### [INSTRUÇÕES DO EXERCÍCIO]
(a) Pode redigitar, sem nenhuma alteração, a parte do texto sobre o diálogo inter-religioso que começa em "O diálogo inter-religioso" e termina em "representações de Deus."?
(b) Como você continuaria o texto sobre o diálogo inter-religioso a partir da última frase apresentada?

### [TRECHO SELECIONADO]

Concretamente nestes tempos de globalização, torna-se mais claro que não haverá paz entre as nações sem diálogo inter-religioso. Como não se cansou de repetir o teólogo Hans Kung: "Não haverá paz entre as nações sem paz entre as religiões. Não haverá paz entre as religiões sem diálogo entre as religiões. Não haverá diálogo entre as religiões sem critérios éticos globais. Não haverá sobrevivência do nosso globo sem um ethos global, um ethos mundial".


O diálogo inter-religioso é mais do que simples tolerância religiosa, pois é exigência do próprio Absoluto a que todas as religiões estão referidas. Precisamos de todas as religiões para tentar dizer melhor, embora sempre na gaguez quase muda, o Mistério que sempre transcenderá o que dele possamos pensar e dizer. As religiões estão referidas ao Absoluto, mas não são o Absoluto. Neste sentido, o místico diria: Deus é "nada" de todas as religiões. Mestre Eckhart pedia a Deus que o libertasse de "Deus", isto é, dos seus conceitos, imagens e representações de Deus.


Deste diálogo fazem parte também os ateus, não os ateus vulgares, mas os ateus que sabem o que isso quer dizer, porque são eles quem constantemente pode colocar, tem colocado e coloca os crentes de sobreaviso quanto ao perigo da superstição, da idolatria e da desumanidade, que as religiões muitas vezes transportaram e transportam consigo.

### [EXCERTO DOS DADOS]
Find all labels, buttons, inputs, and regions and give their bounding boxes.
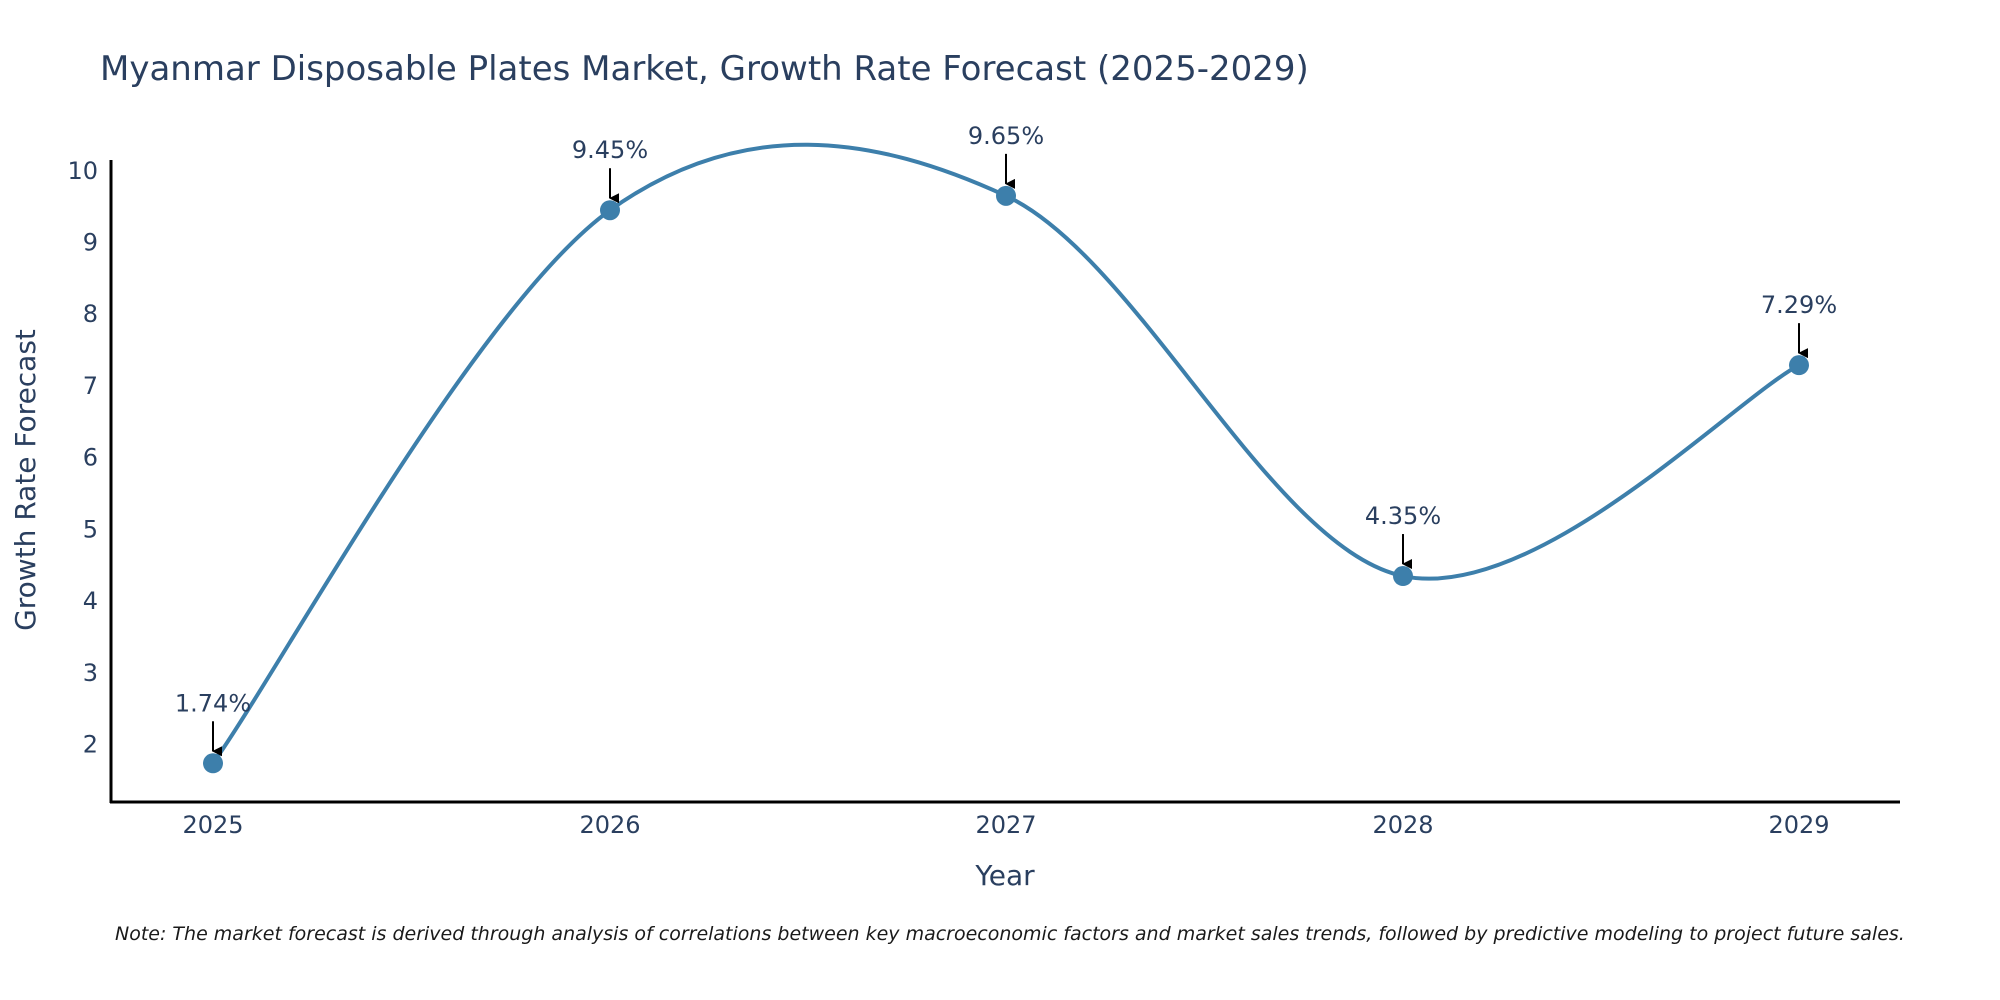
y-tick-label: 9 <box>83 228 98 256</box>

### [RESPOSTAS POR TAREFA]
(a)
O diálogo inter-religioso é mais do que simples tolerância religiosa, pois é exigência do próprio Absoluto a que todas as religiões estão referidas. Precisamos de todas as religiões para tentar dizer melhor, embora sempre na gaguez quase muda, o Mistério que sempre transcenderá o que dele possamos pensar e dizer. As religiões estão referidas ao Absoluto, mas não são o Absoluto. Neste sentido, o místico diria: Deus é "nada" de todas as religiões. Mestre Eckhart pedia a Deus que o libertasse de "Deus", isto é, dos seus conceitos, imagens e representações de Deus.

(b)
Quando se pensa na coragem heróica necessária para, em tempos de hegemonia religiosa confessional e sabendo que se corria o risco da prisão, da morte no cadafalso e da “certeza" do inferno, ousar, em nome da dignidade humana, do respeito para com Deus, das exigências mínimas da razão, lutar contra a superstição e contra o ridículo clerical-eclesiástico, surge-nos do mais íntimo e fundo de nós o sentimento de veneração e de reconhecimento de "santidade" em relação a muitos daqueles que, a maior parte das vezes em sentido pejorativo, ficaram na história como críticos da religião e até ateus. Esses não são santos de nenhuma Igreja, mas são com certeza "santos" da Humanidade.


Impressiona que hoje o cristianismo, que é uma fonte de liberdade e de libertação – estou convicto de que é a maior na história da humanidade -, para muitos já não exerça fascínio. Surpreende que, frente a Deus, enquanto o Infinito é a verdade do finito, grande número de homens e mulheres se mantenham indiferentes ou até O recusem pura e simplesmente. Há múltiplas razões explicativas desta indiferença e recusa. Uma delas, que não será a menor, prende-se com a imagem de Deus transmitida pelos crentes. Muitas vezes o Deus que aparece é um Deus menor, triste, invejoso, impeditivo da liberdade, da autonomia, do novo, que envenena o amor, a alegria e a criação. Depois, os crentes teriam de cindir a vida: a vida propriamente dita e uns enclaves de beatice. Não se caminha livre, erguido, inteiro, autónomo, solidário, na busca, correndo riscos. Como homens e mulheres humanos, justos, criadores. Perante uma imagem de Deus que humilha e atemoriza, ergue-se então, como escreveu o filósofo Carlos Díaz, a tentação de "matar Deus com medo que Deus me mate a mim".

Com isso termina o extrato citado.